**Data to use**
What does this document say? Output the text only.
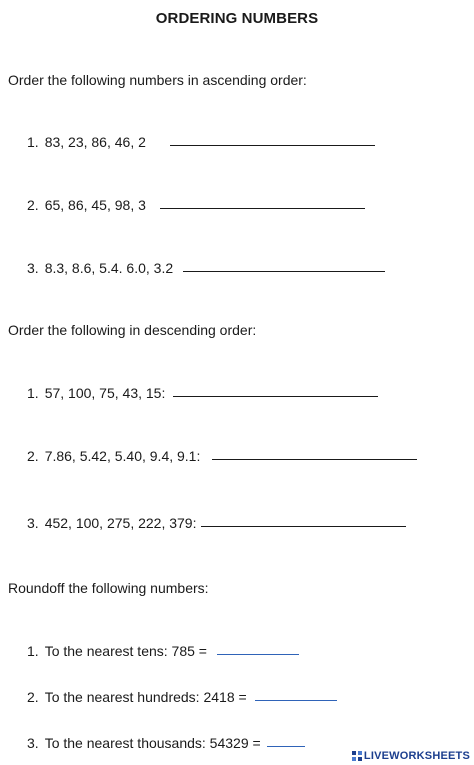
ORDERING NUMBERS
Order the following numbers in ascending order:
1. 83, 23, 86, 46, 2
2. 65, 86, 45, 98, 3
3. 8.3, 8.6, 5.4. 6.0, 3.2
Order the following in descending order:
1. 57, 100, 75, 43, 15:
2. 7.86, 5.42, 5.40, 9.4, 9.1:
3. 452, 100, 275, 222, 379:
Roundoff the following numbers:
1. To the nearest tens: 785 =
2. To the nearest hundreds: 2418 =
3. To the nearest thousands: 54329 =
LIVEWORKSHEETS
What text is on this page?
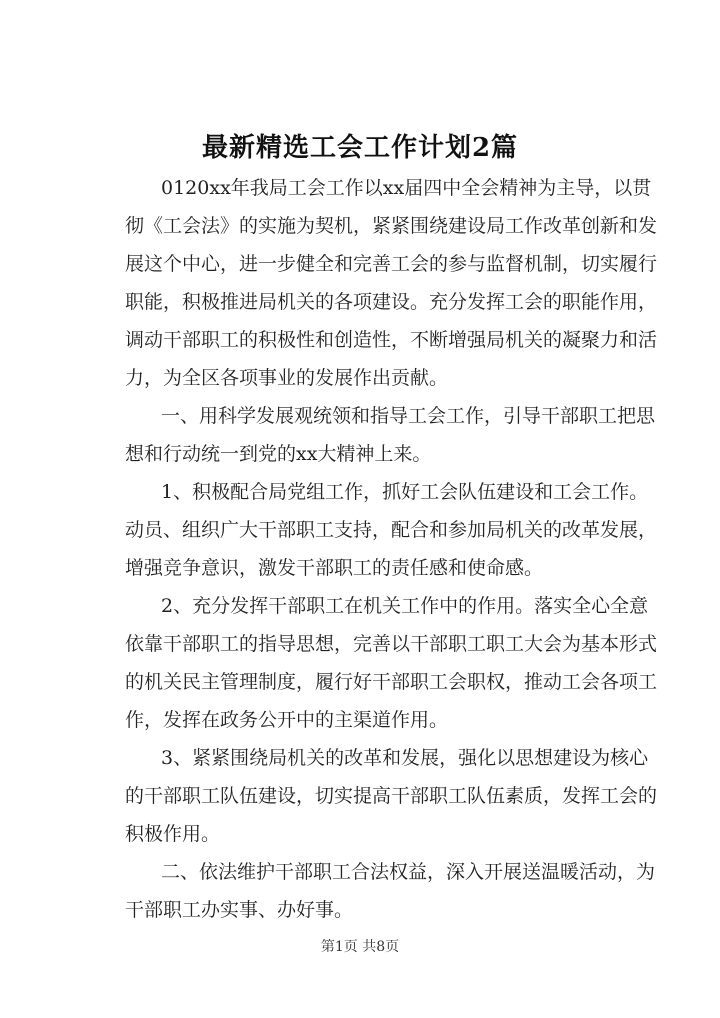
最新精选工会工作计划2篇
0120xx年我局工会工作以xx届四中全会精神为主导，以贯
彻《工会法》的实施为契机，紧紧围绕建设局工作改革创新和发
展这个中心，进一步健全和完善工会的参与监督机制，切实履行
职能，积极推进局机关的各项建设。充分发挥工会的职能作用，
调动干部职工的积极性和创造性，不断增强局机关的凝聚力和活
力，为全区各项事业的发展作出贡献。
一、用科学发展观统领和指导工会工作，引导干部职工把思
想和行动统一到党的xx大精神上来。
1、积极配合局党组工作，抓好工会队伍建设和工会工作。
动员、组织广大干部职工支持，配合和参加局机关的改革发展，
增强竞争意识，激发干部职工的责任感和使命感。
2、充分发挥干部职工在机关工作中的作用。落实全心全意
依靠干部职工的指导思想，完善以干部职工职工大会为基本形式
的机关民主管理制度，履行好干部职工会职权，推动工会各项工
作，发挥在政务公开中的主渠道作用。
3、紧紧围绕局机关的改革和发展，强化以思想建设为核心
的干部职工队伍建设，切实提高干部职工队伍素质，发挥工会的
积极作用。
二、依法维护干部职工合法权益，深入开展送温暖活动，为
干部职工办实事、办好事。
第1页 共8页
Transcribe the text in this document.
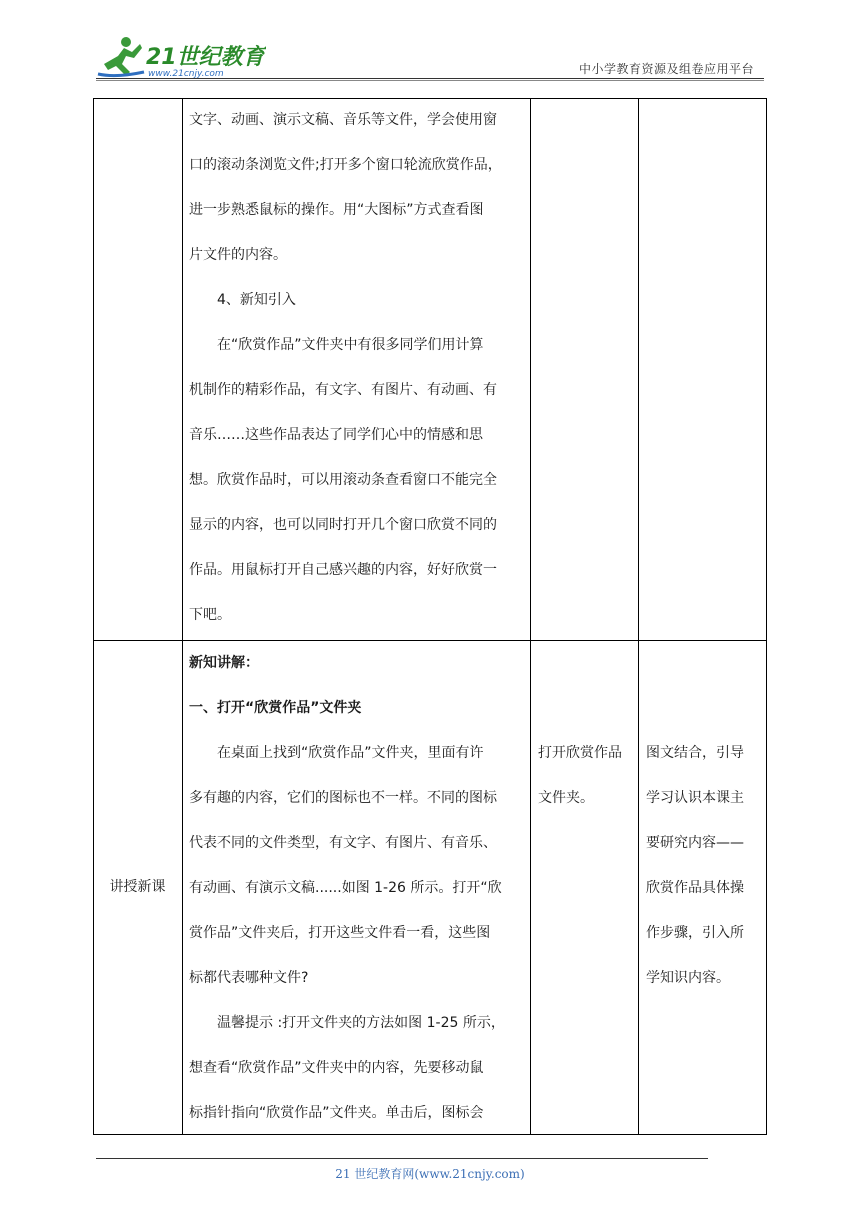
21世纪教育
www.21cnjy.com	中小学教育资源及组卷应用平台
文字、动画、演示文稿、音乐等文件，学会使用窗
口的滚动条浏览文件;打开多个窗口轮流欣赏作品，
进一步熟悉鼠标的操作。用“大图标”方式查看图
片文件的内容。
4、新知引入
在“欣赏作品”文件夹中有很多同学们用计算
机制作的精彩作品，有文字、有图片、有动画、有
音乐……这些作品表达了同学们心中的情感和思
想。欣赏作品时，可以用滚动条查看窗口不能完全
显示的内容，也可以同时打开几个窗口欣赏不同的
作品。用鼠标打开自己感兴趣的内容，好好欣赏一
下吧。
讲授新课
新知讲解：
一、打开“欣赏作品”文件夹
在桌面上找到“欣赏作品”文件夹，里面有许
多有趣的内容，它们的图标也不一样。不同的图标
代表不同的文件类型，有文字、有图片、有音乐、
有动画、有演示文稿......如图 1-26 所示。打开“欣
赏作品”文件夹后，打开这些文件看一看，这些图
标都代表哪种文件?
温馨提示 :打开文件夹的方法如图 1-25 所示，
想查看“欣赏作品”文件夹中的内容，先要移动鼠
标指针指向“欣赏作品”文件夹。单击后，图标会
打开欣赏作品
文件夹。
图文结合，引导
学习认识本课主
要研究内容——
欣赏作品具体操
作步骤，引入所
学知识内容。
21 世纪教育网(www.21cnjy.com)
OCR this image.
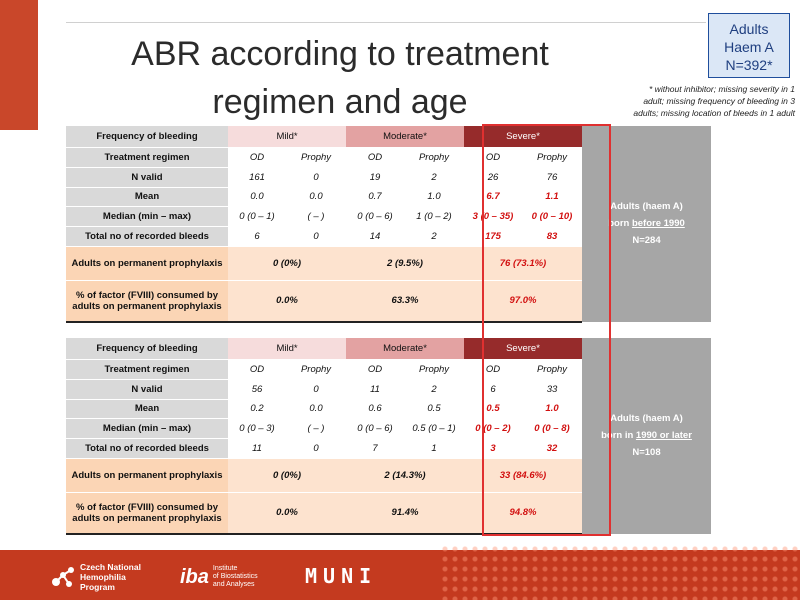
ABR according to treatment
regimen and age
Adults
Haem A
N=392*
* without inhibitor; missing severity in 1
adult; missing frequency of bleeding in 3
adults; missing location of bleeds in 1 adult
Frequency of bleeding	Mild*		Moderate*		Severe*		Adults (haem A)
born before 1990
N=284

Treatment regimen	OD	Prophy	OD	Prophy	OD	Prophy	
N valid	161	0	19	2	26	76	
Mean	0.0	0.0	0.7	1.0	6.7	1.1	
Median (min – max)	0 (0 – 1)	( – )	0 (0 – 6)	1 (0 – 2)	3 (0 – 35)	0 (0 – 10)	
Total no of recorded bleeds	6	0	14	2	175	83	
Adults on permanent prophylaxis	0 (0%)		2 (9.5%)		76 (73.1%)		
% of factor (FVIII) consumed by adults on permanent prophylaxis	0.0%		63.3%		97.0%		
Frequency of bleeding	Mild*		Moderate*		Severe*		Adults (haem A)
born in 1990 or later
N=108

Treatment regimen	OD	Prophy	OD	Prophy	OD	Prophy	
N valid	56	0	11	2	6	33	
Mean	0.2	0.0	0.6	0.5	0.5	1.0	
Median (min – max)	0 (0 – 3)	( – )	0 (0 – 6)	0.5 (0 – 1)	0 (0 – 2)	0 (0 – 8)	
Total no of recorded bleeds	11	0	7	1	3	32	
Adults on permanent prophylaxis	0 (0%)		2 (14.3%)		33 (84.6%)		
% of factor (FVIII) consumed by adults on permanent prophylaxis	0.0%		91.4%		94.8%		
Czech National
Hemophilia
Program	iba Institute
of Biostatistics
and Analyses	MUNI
...
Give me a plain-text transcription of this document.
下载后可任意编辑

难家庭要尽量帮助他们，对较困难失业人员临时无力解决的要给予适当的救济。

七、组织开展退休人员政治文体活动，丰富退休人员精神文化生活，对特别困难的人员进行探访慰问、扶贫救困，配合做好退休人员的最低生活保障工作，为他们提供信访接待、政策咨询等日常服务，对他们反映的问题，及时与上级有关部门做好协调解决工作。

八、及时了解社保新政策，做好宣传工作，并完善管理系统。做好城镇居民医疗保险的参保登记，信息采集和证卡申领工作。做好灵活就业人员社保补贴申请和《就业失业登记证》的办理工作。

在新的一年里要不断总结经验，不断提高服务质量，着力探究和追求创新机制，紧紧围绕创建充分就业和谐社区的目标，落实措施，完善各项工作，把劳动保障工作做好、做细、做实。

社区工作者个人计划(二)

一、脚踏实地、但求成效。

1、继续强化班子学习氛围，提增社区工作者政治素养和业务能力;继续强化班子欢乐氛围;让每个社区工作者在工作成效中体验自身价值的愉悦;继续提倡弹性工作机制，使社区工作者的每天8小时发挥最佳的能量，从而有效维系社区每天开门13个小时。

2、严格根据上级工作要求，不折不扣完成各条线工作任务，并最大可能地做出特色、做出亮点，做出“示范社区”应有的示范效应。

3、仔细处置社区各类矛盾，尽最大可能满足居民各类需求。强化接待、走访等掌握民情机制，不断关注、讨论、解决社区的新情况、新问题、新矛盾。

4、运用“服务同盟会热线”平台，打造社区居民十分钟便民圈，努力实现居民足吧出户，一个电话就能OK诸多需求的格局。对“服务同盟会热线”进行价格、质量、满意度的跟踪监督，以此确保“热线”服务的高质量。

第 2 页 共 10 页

**Task brief**
Lines holding the word "consumed" in the entries above are the ones to pull out. Copy them all.

**Finished answer**
% of factor (FVIII) consumed by adults on permanent prophylaxis	0.0%		63.3%		97.0%		
% of factor (FVIII) consumed by adults on permanent prophylaxis	0.0%		91.4%		94.8%		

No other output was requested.